[BEGIN]

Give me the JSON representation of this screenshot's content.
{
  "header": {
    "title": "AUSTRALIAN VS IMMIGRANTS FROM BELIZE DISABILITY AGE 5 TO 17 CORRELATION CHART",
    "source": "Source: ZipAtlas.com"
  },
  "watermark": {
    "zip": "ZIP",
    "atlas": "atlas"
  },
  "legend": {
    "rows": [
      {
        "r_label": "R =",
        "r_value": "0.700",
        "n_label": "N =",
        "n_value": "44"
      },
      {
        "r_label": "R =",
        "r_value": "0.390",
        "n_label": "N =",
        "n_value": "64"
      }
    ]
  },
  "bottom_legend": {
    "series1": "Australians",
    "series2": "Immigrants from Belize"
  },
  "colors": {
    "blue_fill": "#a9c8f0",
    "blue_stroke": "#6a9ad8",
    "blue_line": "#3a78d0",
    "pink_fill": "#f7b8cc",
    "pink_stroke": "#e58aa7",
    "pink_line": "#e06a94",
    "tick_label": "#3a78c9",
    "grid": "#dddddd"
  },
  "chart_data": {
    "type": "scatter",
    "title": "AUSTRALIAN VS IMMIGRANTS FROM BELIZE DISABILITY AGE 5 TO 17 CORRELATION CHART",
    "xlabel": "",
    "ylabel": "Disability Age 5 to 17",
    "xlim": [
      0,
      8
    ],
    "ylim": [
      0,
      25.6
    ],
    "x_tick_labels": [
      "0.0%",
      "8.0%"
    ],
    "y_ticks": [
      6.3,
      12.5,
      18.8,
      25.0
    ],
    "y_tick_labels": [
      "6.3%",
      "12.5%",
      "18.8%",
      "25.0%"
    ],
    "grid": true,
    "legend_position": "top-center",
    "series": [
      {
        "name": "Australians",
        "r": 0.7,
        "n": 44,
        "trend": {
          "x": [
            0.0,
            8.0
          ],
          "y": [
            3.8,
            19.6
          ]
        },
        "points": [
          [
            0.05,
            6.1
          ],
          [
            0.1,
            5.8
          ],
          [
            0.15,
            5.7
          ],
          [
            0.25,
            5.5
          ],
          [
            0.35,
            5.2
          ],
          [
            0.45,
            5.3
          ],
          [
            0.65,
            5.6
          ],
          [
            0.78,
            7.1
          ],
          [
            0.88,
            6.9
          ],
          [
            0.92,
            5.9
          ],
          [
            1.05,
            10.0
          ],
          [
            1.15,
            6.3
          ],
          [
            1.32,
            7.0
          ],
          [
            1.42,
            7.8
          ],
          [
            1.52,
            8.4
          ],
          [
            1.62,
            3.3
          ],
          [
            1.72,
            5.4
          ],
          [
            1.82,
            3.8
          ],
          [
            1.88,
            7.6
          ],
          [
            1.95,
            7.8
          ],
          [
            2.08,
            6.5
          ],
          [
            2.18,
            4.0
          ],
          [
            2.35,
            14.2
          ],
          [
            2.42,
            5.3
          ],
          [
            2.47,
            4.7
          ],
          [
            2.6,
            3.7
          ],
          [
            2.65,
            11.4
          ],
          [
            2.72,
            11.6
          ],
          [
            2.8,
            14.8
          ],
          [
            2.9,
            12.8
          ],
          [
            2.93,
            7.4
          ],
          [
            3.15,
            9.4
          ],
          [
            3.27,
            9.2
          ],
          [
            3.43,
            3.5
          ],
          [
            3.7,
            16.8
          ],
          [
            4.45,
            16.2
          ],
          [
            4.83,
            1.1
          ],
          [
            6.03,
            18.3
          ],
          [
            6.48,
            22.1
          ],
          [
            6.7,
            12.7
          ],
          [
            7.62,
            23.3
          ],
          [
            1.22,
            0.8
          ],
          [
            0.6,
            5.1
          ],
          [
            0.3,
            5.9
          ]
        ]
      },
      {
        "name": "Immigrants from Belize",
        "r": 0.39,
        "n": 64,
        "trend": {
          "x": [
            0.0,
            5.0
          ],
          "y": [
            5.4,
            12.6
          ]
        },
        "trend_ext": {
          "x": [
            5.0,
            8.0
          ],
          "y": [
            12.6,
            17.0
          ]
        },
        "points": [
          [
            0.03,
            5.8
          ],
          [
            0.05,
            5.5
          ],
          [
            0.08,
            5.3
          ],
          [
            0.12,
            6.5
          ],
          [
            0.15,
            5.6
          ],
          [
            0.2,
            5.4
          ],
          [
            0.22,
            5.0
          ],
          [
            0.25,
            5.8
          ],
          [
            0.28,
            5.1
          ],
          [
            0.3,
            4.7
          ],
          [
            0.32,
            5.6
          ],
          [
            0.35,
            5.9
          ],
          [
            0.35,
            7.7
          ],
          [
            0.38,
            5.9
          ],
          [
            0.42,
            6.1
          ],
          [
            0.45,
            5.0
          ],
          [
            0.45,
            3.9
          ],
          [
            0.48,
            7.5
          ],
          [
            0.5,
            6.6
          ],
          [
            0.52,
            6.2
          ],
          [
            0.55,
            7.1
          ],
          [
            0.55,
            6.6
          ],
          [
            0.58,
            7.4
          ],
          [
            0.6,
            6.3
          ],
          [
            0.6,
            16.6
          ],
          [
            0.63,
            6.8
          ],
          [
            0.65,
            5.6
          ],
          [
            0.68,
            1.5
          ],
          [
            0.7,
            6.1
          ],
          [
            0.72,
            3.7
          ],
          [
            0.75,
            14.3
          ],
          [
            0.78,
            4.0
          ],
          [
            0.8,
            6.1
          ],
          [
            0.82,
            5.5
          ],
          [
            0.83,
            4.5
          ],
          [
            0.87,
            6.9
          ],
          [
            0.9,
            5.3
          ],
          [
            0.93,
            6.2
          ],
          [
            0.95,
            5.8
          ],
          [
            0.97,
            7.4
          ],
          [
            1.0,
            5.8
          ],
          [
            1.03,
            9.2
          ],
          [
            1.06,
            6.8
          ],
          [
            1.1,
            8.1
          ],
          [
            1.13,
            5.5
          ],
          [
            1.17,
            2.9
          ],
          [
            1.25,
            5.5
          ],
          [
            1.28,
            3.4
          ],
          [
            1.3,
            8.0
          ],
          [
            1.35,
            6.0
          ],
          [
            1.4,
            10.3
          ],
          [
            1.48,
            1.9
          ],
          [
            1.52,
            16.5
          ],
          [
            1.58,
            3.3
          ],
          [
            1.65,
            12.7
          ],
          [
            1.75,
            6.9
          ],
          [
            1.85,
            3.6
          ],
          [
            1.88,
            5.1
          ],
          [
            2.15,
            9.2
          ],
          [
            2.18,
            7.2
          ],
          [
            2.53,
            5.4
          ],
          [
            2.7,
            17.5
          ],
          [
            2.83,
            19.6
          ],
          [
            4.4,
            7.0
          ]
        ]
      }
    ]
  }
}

[END]

- _SHORT EXERCISE_
Return every record above exactly as it appears.

- _EXPECTED ANSWER_
Give me the JSON representation of this screenshot's content.
{
  "header": {
    "title": "AUSTRALIAN VS IMMIGRANTS FROM BELIZE DISABILITY AGE 5 TO 17 CORRELATION CHART",
    "source": "Source: ZipAtlas.com"
  },
  "watermark": {
    "zip": "ZIP",
    "atlas": "atlas"
  },
  "legend": {
    "rows": [
      {
        "r_label": "R =",
        "r_value": "0.700",
        "n_label": "N =",
        "n_value": "44"
      },
      {
        "r_label": "R =",
        "r_value": "0.390",
        "n_label": "N =",
        "n_value": "64"
      }
    ]
  },
  "bottom_legend": {
    "series1": "Australians",
    "series2": "Immigrants from Belize"
  },
  "colors": {
    "blue_fill": "#a9c8f0",
    "blue_stroke": "#6a9ad8",
    "blue_line": "#3a78d0",
    "pink_fill": "#f7b8cc",
    "pink_stroke": "#e58aa7",
    "pink_line": "#e06a94",
    "tick_label": "#3a78c9",
    "grid": "#dddddd"
  },
  "chart_data": {
    "type": "scatter",
    "title": "AUSTRALIAN VS IMMIGRANTS FROM BELIZE DISABILITY AGE 5 TO 17 CORRELATION CHART",
    "xlabel": "",
    "ylabel": "Disability Age 5 to 17",
    "xlim": [
      0,
      8
    ],
    "ylim": [
      0,
      25.6
    ],
    "x_tick_labels": [
      "0.0%",
      "8.0%"
    ],
    "y_ticks": [
      6.3,
      12.5,
      18.8,
      25.0
    ],
    "y_tick_labels": [
      "6.3%",
      "12.5%",
      "18.8%",
      "25.0%"
    ],
    "grid": true,
    "legend_position": "top-center",
    "series": [
      {
        "name": "Australians",
        "r": 0.7,
        "n": 44,
        "trend": {
          "x": [
            0.0,
            8.0
          ],
          "y": [
            3.8,
            19.6
          ]
        },
        "points": [
          [
            0.05,
            6.1
          ],
          [
            0.1,
            5.8
          ],
          [
            0.15,
            5.7
          ],
          [
            0.25,
            5.5
          ],
          [
            0.35,
            5.2
          ],
          [
            0.45,
            5.3
          ],
          [
            0.65,
            5.6
          ],
          [
            0.78,
            7.1
          ],
          [
            0.88,
            6.9
          ],
          [
            0.92,
            5.9
          ],
          [
            1.05,
            10.0
          ],
          [
            1.15,
            6.3
          ],
          [
            1.32,
            7.0
          ],
          [
            1.42,
            7.8
          ],
          [
            1.52,
            8.4
          ],
          [
            1.62,
            3.3
          ],
          [
            1.72,
            5.4
          ],
          [
            1.82,
            3.8
          ],
          [
            1.88,
            7.6
          ],
          [
            1.95,
            7.8
          ],
          [
            2.08,
            6.5
          ],
          [
            2.18,
            4.0
          ],
          [
            2.35,
            14.2
          ],
          [
            2.42,
            5.3
          ],
          [
            2.47,
            4.7
          ],
          [
            2.6,
            3.7
          ],
          [
            2.65,
            11.4
          ],
          [
            2.72,
            11.6
          ],
          [
            2.8,
            14.8
          ],
          [
            2.9,
            12.8
          ],
          [
            2.93,
            7.4
          ],
          [
            3.15,
            9.4
          ],
          [
            3.27,
            9.2
          ],
          [
            3.43,
            3.5
          ],
          [
            3.7,
            16.8
          ],
          [
            4.45,
            16.2
          ],
          [
            4.83,
            1.1
          ],
          [
            6.03,
            18.3
          ],
          [
            6.48,
            22.1
          ],
          [
            6.7,
            12.7
          ],
          [
            7.62,
            23.3
          ],
          [
            1.22,
            0.8
          ],
          [
            0.6,
            5.1
          ],
          [
            0.3,
            5.9
          ]
        ]
      },
      {
        "name": "Immigrants from Belize",
        "r": 0.39,
        "n": 64,
        "trend": {
          "x": [
            0.0,
            5.0
          ],
          "y": [
            5.4,
            12.6
          ]
        },
        "trend_ext": {
          "x": [
            5.0,
            8.0
          ],
          "y": [
            12.6,
            17.0
          ]
        },
        "points": [
          [
            0.03,
            5.8
          ],
          [
            0.05,
            5.5
          ],
          [
            0.08,
            5.3
          ],
          [
            0.12,
            6.5
          ],
          [
            0.15,
            5.6
          ],
          [
            0.2,
            5.4
          ],
          [
            0.22,
            5.0
          ],
          [
            0.25,
            5.8
          ],
          [
            0.28,
            5.1
          ],
          [
            0.3,
            4.7
          ],
          [
            0.32,
            5.6
          ],
          [
            0.35,
            5.9
          ],
          [
            0.35,
            7.7
          ],
          [
            0.38,
            5.9
          ],
          [
            0.42,
            6.1
          ],
          [
            0.45,
            5.0
          ],
          [
            0.45,
            3.9
          ],
          [
            0.48,
            7.5
          ],
          [
            0.5,
            6.6
          ],
          [
            0.52,
            6.2
          ],
          [
            0.55,
            7.1
          ],
          [
            0.55,
            6.6
          ],
          [
            0.58,
            7.4
          ],
          [
            0.6,
            6.3
          ],
          [
            0.6,
            16.6
          ],
          [
            0.63,
            6.8
          ],
          [
            0.65,
            5.6
          ],
          [
            0.68,
            1.5
          ],
          [
            0.7,
            6.1
          ],
          [
            0.72,
            3.7
          ],
          [
            0.75,
            14.3
          ],
          [
            0.78,
            4.0
          ],
          [
            0.8,
            6.1
          ],
          [
            0.82,
            5.5
          ],
          [
            0.83,
            4.5
          ],
          [
            0.87,
            6.9
          ],
          [
            0.9,
            5.3
          ],
          [
            0.93,
            6.2
          ],
          [
            0.95,
            5.8
          ],
          [
            0.97,
            7.4
          ],
          [
            1.0,
            5.8
          ],
          [
            1.03,
            9.2
          ],
          [
            1.06,
            6.8
          ],
          [
            1.1,
            8.1
          ],
          [
            1.13,
            5.5
          ],
          [
            1.17,
            2.9
          ],
          [
            1.25,
            5.5
          ],
          [
            1.28,
            3.4
          ],
          [
            1.3,
            8.0
          ],
          [
            1.35,
            6.0
          ],
          [
            1.4,
            10.3
          ],
          [
            1.48,
            1.9
          ],
          [
            1.52,
            16.5
          ],
          [
            1.58,
            3.3
          ],
          [
            1.65,
            12.7
          ],
          [
            1.75,
            6.9
          ],
          [
            1.85,
            3.6
          ],
          [
            1.88,
            5.1
          ],
          [
            2.15,
            9.2
          ],
          [
            2.18,
            7.2
          ],
          [
            2.53,
            5.4
          ],
          [
            2.7,
            17.5
          ],
          [
            2.83,
            19.6
          ],
          [
            4.4,
            7.0
          ]
        ]
      }
    ]
  }
}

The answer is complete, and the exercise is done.